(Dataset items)
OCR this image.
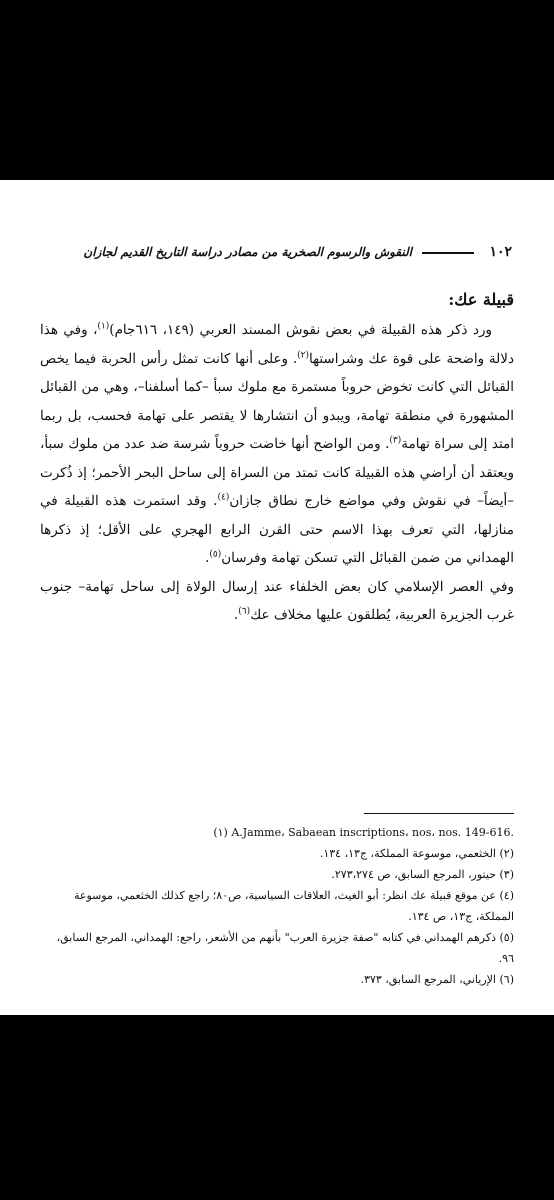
١٠٢
النقوش والرسوم الصخرية من مصادر دراسة التاريخ القديم لجازان
قبيلة عك:

ورد ذكر هذه القبيلة في بعض نقوش المسند العربي (١٤٩، ٦١٦جام)$^{(١)}$، وفي هذا دلالة واضحة على قوة عك وشراستها$^{(٢)}$. وعلى أنها كانت تمثل رأس الحربة فيما يخص القبائل التي كانت تخوض حروباً مستمرة مع ملوك سبأ –كما أسلفنا–، وهي من القبائل المشهورة في منطقة تهامة، ويبدو أن انتشارها لا يقتصر على تهامة فحسب، بل ربما امتد إلى سراة تهامة$^{(٣)}$. ومن الواضح أنها خاضت حروباً شرسة ضد عدد من ملوك سبأ، ويعتقد أن أراضي هذه القبيلة كانت تمتد من السراة إلى ساحل البحر الأحمر؛ إذ ذُكرت –أيضاً– في نقوش وفي مواضع خارج نطاق جازان$^{(٤)}$. وقد استمرت هذه القبيلة في منازلها، التي تعرف بهذا الاسم حتى القرن الرابع الهجري على الأقل؛ إذ ذكرها الهمداني من ضمن القبائل التي تسكن تهامة وفرسان$^{(٥)}$.

وفي العصر الإسلامي كان بعض الخلفاء عند إرسال الولاة إلى ساحل تهامة– جنوب غرب الجزيرة العربية، يُطلقون عليها مخلاف عك$^{(٦)}$.

(١) A.Jamme، Sabaean inscriptions، nos، nos. 149-616.

(٢) الخثعمي، موسوعة المملكة، ج١٣، ١٣٤.

(٣) حيتور، المرجع السابق، ص ٢٧٣،٢٧٤.

(٤) عن موقع قبيلة عك انظر: أبو الغيث، العلاقات السياسية، ص٨٠؛ راجع كذلك الخثعمي، موسوعة المملكة، ج١٣، ص ١٣٤.

(٥) ذكرهم الهمداني في كتابه "صفة جزيرة العرب" بأنهم من الأشعر، راجع: الهمداني، المرجع السابق، ٩٦.

(٦) الإرياني، المرجع السابق، ٣٧٣.
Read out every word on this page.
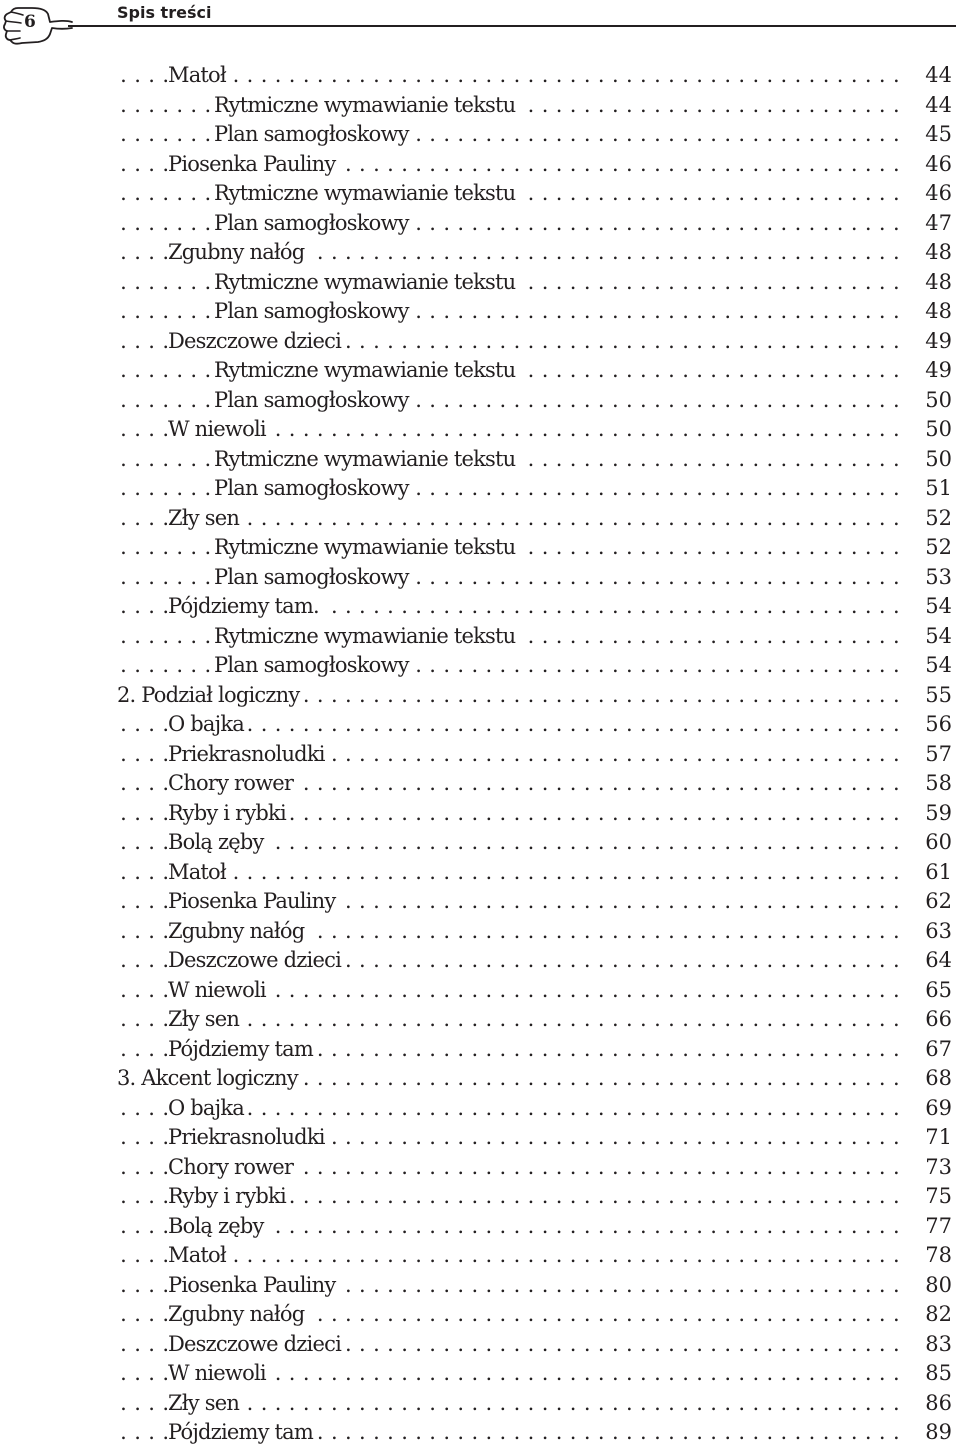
6	Spis treści
Matoł . . .	44
Rytmiczne wymawianie tekstu . . .	44
Plan samogłoskowy . . .	45
Piosenka Pauliny . . .	46
Rytmiczne wymawianie tekstu . . .	46
Plan samogłoskowy . . .	47
Zgubny nałóg . . .	48
Rytmiczne wymawianie tekstu . . .	48
Plan samogłoskowy . . .	48
Deszczowe dzieci . . .	49
Rytmiczne wymawianie tekstu . . .	49
Plan samogłoskowy . . .	50
W niewoli . . .	50
Rytmiczne wymawianie tekstu . . .	50
Plan samogłoskowy . . .	51
Zły sen . . .	52
Rytmiczne wymawianie tekstu . . .	52
Plan samogłoskowy . . .	53
Pójdziemy tam. . . .	54
Rytmiczne wymawianie tekstu . . .	54
Plan samogłoskowy . . .	54
2. Podział logiczny . . .	55
O bajka . . .	56
Priekrasnoludki . . .	57
Chory rower . . .	58
Ryby i rybki . . .	59
Bolą zęby . . .	60
Matoł . . .	61
Piosenka Pauliny . . .	62
Zgubny nałóg . . .	63
Deszczowe dzieci . . .	64
W niewoli . . .	65
Zły sen . . .	66
Pójdziemy tam . . .	67
3. Akcent logiczny . . .	68
O bajka . . .	69
Priekrasnoludki . . .	71
Chory rower . . .	73
Ryby i rybki . . .	75
Bolą zęby . . .	77
Matoł . . .	78
Piosenka Pauliny . . .	80
Zgubny nałóg . . .	82
Deszczowe dzieci . . .	83
W niewoli . . .	85
Zły sen . . .	86
Pójdziemy tam . . .	89
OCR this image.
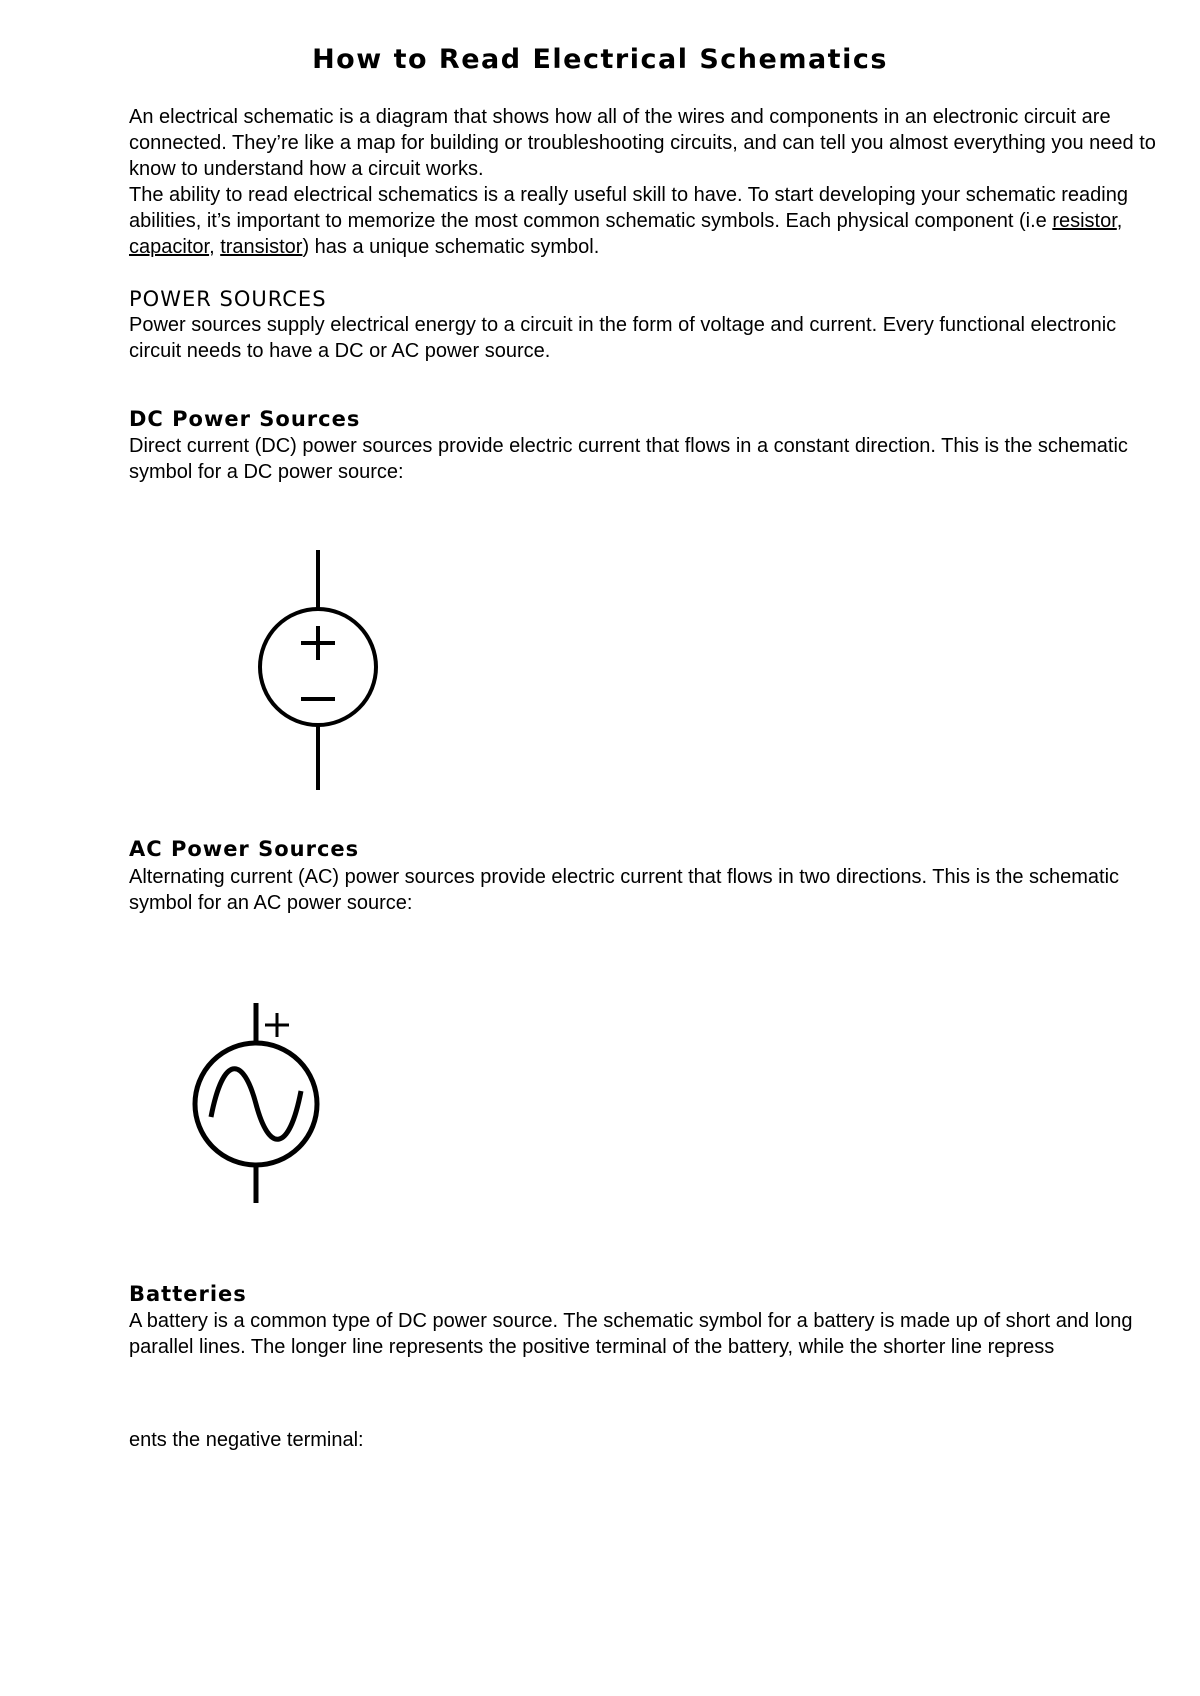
How to Read Electrical Schematics
An electrical schematic is a diagram that shows how all of the wires and components in an electronic circuit are connected. They’re like a map for building or troubleshooting circuits, and can tell you almost everything you need to know to understand how a circuit works.
The ability to read electrical schematics is a really useful skill to have. To start developing your schematic reading abilities, it’s important to memorize the most common schematic symbols. Each physical component (i.e resistor, capacitor, transistor) has a unique schematic symbol.
POWER SOURCES
Power sources supply electrical energy to a circuit in the form of voltage and current. Every functional electronic circuit needs to have a DC or AC power source.
DC Power Sources
Direct current (DC) power sources provide electric current that flows in a constant direction. This is the schematic symbol for a DC power source:
AC Power Sources
Alternating current (AC) power sources provide electric current that flows in two directions. This is the schematic symbol for an AC power source:
Batteries
A battery is a common type of DC power source. The schematic symbol for a battery is made up of short and long parallel lines. The longer line represents the positive terminal of the battery, while the shorter line repress
ents the negative terminal:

■ **GIVEN EXERCISE**: Each line of the data is to be duplicated exactly; pictures stay out of the copy.

■ **CORRECT RESULT**:
OCR this image.
١٠٢
النقوش والرسوم الصخرية من مصادر دراسة التاريخ القديم لجازان
قبيلة عك:

ورد ذكر هذه القبيلة في بعض نقوش المسند العربي (١٤٩، ٦١٦جام)$^{(١)}$، وفي هذا دلالة واضحة على قوة عك وشراستها$^{(٢)}$. وعلى أنها كانت تمثل رأس الحربة فيما يخص القبائل التي كانت تخوض حروباً مستمرة مع ملوك سبأ –كما أسلفنا–، وهي من القبائل المشهورة في منطقة تهامة، ويبدو أن انتشارها لا يقتصر على تهامة فحسب، بل ربما امتد إلى سراة تهامة$^{(٣)}$. ومن الواضح أنها خاضت حروباً شرسة ضد عدد من ملوك سبأ، ويعتقد أن أراضي هذه القبيلة كانت تمتد من السراة إلى ساحل البحر الأحمر؛ إذ ذُكرت –أيضاً– في نقوش وفي مواضع خارج نطاق جازان$^{(٤)}$. وقد استمرت هذه القبيلة في منازلها، التي تعرف بهذا الاسم حتى القرن الرابع الهجري على الأقل؛ إذ ذكرها الهمداني من ضمن القبائل التي تسكن تهامة وفرسان$^{(٥)}$.

وفي العصر الإسلامي كان بعض الخلفاء عند إرسال الولاة إلى ساحل تهامة– جنوب غرب الجزيرة العربية، يُطلقون عليها مخلاف عك$^{(٦)}$.

(١) A.Jamme، Sabaean inscriptions، nos، nos. 149-616.

(٢) الخثعمي، موسوعة المملكة، ج١٣، ١٣٤.

(٣) حيتور، المرجع السابق، ص ٢٧٣،٢٧٤.

(٤) عن موقع قبيلة عك انظر: أبو الغيث، العلاقات السياسية، ص٨٠؛ راجع كذلك الخثعمي، موسوعة المملكة، ج١٣، ص ١٣٤.

(٥) ذكرهم الهمداني في كتابه "صفة جزيرة العرب" بأنهم من الأشعر، راجع: الهمداني، المرجع السابق، ٩٦.

(٦) الإرياني، المرجع السابق، ٣٧٣.
Read out every word on this page.
6	Spis treści
Matoł . . .	44
Rytmiczne wymawianie tekstu . . .	44
Plan samogłoskowy . . .	45
Piosenka Pauliny . . .	46
Rytmiczne wymawianie tekstu . . .	46
Plan samogłoskowy . . .	47
Zgubny nałóg . . .	48
Rytmiczne wymawianie tekstu . . .	48
Plan samogłoskowy . . .	48
Deszczowe dzieci . . .	49
Rytmiczne wymawianie tekstu . . .	49
Plan samogłoskowy . . .	50
W niewoli . . .	50
Rytmiczne wymawianie tekstu . . .	50
Plan samogłoskowy . . .	51
Zły sen . . .	52
Rytmiczne wymawianie tekstu . . .	52
Plan samogłoskowy . . .	53
Pójdziemy tam. . . .	54
Rytmiczne wymawianie tekstu . . .	54
Plan samogłoskowy . . .	54
2. Podział logiczny . . .	55
O bajka . . .	56
Priekrasnoludki . . .	57
Chory rower . . .	58
Ryby i rybki . . .	59
Bolą zęby . . .	60
Matoł . . .	61
Piosenka Pauliny . . .	62
Zgubny nałóg . . .	63
Deszczowe dzieci . . .	64
W niewoli . . .	65
Zły sen . . .	66
Pójdziemy tam . . .	67
3. Akcent logiczny . . .	68
O bajka . . .	69
Priekrasnoludki . . .	71
Chory rower . . .	73
Ryby i rybki . . .	75
Bolą zęby . . .	77
Matoł . . .	78
Piosenka Pauliny . . .	80
Zgubny nałóg . . .	82
Deszczowe dzieci . . .	83
W niewoli . . .	85
Zły sen . . .	86
Pójdziemy tam . . .	89
OCR this image.
How to Read Electrical Schematics
An electrical schematic is a diagram that shows how all of the wires and components in an electronic circuit are connected. They’re like a map for building or troubleshooting circuits, and can tell you almost everything you need to know to understand how a circuit works.
The ability to read electrical schematics is a really useful skill to have. To start developing your schematic reading abilities, it’s important to memorize the most common schematic symbols. Each physical component (i.e resistor, capacitor, transistor) has a unique schematic symbol.
POWER SOURCES
Power sources supply electrical energy to a circuit in the form of voltage and current. Every functional electronic circuit needs to have a DC or AC power source.
DC Power Sources
Direct current (DC) power sources provide electric current that flows in a constant direction. This is the schematic symbol for a DC power source:
AC Power Sources
Alternating current (AC) power sources provide electric current that flows in two directions. This is the schematic symbol for an AC power source:
Batteries
A battery is a common type of DC power source. The schematic symbol for a battery is made up of short and long parallel lines. The longer line represents the positive terminal of the battery, while the shorter line repress
ents the negative terminal:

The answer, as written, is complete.